[EXERCISE] Pull out every line containing the string "метод".

▼▼▼

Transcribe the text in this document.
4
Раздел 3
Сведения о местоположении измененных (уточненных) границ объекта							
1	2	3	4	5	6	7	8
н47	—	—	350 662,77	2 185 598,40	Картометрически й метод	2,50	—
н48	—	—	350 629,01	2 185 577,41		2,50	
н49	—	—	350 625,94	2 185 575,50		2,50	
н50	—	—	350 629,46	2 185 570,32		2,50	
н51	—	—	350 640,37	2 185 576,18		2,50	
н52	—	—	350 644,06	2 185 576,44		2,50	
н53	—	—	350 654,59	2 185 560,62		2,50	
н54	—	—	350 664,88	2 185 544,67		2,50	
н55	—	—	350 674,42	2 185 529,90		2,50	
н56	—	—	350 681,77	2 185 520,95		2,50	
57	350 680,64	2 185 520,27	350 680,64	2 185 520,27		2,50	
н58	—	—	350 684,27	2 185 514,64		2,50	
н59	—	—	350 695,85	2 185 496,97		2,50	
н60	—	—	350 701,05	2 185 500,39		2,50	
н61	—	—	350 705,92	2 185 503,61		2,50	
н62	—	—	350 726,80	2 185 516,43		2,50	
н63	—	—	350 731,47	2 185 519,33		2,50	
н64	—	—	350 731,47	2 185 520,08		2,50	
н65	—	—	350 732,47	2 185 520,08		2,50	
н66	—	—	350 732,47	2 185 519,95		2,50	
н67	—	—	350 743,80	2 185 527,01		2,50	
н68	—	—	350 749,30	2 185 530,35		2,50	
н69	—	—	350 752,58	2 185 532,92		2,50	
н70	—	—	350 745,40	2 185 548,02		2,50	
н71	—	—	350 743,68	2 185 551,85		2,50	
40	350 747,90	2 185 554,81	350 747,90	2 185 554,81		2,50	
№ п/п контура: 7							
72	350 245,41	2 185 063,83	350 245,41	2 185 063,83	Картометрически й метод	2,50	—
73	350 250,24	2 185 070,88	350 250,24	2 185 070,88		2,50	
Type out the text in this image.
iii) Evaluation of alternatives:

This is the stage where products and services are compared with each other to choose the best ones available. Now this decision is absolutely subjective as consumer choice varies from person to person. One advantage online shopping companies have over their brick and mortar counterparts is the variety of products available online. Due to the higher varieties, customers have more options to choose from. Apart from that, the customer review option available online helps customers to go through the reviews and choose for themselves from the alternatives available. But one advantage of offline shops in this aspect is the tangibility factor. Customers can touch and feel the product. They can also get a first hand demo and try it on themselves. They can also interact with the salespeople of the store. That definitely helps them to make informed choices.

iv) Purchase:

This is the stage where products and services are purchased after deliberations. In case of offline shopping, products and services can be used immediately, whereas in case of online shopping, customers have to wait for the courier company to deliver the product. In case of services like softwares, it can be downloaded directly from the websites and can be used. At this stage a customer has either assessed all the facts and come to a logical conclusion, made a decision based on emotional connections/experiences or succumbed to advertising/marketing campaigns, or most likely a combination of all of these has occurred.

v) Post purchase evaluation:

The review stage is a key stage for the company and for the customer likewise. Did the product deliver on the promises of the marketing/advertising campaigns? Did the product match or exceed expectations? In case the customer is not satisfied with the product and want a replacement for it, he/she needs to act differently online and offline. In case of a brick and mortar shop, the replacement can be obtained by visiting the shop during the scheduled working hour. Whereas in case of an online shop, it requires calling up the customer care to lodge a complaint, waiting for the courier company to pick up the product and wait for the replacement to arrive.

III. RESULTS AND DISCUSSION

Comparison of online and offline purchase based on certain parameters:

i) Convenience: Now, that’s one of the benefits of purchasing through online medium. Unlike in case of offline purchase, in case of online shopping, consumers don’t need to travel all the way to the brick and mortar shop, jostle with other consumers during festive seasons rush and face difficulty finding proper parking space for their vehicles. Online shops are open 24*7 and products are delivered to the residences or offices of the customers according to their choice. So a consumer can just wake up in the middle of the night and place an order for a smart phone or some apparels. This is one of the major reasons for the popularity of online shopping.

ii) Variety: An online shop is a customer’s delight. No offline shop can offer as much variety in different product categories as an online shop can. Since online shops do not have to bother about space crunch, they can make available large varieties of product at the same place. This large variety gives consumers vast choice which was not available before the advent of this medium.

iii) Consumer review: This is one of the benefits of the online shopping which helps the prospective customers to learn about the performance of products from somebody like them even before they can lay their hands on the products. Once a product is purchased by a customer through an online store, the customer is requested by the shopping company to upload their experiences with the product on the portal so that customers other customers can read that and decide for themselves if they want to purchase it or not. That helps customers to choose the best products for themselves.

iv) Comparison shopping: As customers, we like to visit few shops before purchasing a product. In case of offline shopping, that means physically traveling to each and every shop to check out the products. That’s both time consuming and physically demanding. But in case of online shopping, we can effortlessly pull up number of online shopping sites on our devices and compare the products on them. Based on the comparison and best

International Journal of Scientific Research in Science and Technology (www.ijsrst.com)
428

▲▲▲

[RESULT OF THE TASK]
н47	—	—	350 662,77	2 185 598,40	Картометрически й метод	2,50	—
72	350 245,41	2 185 063,83	350 245,41	2 185 063,83	Картометрически й метод	2,50	—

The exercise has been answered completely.